* PROMPT:
Work out the number of lines containing "time". Give that number alone.

* RECORDS SUPPLIED:
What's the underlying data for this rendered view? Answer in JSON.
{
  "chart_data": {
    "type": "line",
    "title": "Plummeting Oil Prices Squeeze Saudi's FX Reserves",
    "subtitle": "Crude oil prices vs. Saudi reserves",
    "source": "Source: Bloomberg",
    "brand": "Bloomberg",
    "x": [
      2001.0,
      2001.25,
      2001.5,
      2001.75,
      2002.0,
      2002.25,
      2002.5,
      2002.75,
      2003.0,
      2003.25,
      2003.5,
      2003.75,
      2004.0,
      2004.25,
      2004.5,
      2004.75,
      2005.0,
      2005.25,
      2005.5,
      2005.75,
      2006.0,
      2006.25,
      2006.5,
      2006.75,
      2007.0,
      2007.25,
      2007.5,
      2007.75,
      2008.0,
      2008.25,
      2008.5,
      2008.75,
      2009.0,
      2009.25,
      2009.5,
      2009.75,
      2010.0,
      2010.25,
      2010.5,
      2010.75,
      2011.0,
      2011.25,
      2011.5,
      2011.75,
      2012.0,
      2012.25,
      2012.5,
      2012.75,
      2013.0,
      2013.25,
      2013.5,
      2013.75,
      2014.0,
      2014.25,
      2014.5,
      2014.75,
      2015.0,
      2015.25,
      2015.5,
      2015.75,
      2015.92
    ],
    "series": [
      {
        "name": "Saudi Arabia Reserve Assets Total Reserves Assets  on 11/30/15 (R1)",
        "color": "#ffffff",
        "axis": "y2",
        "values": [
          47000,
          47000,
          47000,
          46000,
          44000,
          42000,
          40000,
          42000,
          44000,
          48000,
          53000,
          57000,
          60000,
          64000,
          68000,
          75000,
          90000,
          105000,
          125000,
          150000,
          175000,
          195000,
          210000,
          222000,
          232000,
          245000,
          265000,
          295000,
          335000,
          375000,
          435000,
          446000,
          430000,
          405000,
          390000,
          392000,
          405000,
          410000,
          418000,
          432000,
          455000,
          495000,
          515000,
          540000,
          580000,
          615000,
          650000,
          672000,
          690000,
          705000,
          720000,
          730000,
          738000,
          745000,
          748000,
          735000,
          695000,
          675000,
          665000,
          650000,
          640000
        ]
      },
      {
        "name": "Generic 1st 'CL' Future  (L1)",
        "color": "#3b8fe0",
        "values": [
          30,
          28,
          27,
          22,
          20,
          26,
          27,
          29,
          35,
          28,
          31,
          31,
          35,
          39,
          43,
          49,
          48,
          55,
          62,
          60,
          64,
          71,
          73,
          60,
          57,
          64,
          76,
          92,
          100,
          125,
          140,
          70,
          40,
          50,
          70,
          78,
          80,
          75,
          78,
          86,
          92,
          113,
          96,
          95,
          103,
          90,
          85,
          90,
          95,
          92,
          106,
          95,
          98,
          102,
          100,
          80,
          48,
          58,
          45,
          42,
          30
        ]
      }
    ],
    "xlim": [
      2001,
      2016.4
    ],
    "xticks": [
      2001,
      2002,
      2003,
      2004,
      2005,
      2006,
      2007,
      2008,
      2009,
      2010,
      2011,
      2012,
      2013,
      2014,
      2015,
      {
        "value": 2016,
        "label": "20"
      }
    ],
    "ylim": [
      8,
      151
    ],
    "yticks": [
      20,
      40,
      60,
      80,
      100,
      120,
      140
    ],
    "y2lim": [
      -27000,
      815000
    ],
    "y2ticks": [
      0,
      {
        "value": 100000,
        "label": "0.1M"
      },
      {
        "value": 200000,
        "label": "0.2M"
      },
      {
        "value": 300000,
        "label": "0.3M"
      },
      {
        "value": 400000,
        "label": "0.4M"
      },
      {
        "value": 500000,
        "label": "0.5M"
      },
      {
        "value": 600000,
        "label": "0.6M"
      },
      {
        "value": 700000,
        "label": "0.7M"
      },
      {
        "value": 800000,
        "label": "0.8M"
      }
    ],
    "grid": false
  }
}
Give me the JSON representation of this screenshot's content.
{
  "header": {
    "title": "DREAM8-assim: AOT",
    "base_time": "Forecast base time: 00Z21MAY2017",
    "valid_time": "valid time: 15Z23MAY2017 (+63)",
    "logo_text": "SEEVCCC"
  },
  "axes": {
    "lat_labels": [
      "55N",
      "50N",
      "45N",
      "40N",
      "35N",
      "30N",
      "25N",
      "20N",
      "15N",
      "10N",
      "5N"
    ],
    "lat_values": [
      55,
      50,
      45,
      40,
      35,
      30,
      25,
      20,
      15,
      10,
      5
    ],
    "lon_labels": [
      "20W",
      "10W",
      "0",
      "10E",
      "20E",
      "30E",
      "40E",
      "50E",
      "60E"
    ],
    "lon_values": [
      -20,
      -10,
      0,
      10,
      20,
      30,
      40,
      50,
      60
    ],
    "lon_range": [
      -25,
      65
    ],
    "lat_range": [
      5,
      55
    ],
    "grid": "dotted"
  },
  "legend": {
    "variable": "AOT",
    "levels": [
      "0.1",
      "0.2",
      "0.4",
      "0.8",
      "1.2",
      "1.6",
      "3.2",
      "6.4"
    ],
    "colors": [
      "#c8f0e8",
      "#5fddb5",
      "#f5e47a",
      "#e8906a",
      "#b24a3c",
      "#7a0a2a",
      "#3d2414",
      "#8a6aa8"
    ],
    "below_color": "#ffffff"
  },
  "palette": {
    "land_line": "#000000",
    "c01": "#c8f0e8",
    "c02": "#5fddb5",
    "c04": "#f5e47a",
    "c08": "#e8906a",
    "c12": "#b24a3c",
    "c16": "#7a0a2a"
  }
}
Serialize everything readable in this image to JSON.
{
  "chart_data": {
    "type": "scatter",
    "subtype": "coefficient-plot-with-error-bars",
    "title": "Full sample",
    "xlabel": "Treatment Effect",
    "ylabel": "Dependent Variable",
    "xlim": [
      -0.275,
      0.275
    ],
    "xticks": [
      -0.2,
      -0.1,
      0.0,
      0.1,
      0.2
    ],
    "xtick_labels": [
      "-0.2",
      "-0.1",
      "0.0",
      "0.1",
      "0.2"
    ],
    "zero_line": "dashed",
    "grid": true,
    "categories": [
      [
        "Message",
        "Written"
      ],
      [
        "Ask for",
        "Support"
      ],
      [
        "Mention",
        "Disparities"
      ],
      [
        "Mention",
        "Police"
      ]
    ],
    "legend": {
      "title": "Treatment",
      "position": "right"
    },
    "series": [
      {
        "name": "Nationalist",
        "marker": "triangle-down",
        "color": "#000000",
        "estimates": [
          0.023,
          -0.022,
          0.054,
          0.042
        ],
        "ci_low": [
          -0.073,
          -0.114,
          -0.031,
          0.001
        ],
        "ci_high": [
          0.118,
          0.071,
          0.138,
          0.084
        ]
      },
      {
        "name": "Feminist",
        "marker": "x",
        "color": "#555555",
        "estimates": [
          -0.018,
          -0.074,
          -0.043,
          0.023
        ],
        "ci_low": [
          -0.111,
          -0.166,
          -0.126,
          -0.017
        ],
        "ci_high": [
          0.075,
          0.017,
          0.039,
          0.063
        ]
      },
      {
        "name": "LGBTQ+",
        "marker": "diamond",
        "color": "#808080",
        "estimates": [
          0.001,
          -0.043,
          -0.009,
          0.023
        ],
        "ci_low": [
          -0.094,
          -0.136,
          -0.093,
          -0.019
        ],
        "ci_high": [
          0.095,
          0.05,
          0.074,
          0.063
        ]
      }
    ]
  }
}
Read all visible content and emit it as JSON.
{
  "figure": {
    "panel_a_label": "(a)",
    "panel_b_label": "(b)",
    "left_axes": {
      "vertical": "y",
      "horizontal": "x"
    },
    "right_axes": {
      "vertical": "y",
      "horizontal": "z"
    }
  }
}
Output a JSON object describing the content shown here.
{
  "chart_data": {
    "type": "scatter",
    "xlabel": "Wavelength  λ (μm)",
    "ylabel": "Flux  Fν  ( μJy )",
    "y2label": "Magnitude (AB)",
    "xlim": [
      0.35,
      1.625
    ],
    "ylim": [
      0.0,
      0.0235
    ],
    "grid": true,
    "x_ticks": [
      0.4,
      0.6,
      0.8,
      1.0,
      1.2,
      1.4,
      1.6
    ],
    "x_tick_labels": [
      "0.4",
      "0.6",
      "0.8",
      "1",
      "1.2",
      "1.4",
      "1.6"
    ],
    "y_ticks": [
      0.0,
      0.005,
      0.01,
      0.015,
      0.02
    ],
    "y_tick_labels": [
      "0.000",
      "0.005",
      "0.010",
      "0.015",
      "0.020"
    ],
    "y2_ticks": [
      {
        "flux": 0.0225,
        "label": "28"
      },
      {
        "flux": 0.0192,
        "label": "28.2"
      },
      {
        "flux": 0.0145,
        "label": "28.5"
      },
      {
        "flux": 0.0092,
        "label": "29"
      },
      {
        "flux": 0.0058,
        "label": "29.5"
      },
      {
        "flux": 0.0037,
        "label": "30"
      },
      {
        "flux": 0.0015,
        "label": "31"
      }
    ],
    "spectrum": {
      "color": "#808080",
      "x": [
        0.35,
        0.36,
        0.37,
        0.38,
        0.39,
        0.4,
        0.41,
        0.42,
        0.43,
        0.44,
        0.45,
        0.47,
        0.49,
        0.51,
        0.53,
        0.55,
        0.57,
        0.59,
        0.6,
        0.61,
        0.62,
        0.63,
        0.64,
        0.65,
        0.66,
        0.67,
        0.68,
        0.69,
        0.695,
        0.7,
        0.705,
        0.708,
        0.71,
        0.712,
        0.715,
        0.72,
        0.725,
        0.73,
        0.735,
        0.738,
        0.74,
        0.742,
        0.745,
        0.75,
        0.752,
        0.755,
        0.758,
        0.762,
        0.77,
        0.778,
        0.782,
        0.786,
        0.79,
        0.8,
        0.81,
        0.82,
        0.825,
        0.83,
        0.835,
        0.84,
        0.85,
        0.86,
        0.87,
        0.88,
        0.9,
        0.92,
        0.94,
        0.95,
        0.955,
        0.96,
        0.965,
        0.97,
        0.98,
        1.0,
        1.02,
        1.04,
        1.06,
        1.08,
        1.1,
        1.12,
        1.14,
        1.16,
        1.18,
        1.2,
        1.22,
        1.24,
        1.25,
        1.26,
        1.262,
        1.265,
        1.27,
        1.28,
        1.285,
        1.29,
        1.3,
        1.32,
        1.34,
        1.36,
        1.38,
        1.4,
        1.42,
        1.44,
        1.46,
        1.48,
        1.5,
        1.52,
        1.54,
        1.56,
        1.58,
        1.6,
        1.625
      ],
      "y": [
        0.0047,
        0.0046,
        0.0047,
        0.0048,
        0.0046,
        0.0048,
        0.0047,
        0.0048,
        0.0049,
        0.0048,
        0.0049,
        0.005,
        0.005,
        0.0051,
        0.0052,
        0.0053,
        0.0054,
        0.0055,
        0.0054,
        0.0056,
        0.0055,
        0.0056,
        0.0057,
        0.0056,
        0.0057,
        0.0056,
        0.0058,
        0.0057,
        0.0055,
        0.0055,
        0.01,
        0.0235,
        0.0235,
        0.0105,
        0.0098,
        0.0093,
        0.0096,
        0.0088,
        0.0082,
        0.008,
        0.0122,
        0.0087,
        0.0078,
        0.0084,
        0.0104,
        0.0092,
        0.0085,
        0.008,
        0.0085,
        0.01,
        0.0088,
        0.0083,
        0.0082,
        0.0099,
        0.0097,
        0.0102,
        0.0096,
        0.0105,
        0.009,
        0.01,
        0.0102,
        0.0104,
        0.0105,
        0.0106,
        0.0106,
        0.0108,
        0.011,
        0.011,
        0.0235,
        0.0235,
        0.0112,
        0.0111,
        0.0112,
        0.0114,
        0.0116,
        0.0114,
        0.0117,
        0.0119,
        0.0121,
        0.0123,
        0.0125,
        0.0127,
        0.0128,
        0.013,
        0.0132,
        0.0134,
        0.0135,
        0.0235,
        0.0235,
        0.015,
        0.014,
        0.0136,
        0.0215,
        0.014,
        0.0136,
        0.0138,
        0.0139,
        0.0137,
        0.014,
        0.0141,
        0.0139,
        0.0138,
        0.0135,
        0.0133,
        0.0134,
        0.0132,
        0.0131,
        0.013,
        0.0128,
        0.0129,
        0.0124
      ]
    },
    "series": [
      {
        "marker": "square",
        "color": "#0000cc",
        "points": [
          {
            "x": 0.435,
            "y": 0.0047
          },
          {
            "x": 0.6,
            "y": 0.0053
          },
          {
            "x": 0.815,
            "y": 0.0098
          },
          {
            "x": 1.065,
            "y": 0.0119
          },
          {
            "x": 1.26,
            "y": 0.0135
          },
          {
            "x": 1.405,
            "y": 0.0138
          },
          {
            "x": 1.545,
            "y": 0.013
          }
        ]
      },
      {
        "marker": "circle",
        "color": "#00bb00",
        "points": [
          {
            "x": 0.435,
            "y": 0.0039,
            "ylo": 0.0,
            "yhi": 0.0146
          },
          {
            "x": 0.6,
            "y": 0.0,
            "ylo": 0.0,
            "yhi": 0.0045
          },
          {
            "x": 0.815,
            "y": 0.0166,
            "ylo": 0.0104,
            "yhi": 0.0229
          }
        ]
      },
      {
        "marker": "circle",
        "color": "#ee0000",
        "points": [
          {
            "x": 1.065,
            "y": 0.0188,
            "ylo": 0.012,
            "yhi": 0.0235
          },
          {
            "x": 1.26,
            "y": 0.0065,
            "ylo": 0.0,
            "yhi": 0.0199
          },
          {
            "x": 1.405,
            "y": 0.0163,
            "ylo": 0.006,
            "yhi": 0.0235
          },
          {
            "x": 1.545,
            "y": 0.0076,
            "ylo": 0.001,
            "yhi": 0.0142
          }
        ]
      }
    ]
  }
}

* RESPONSE TO THE TASK:
2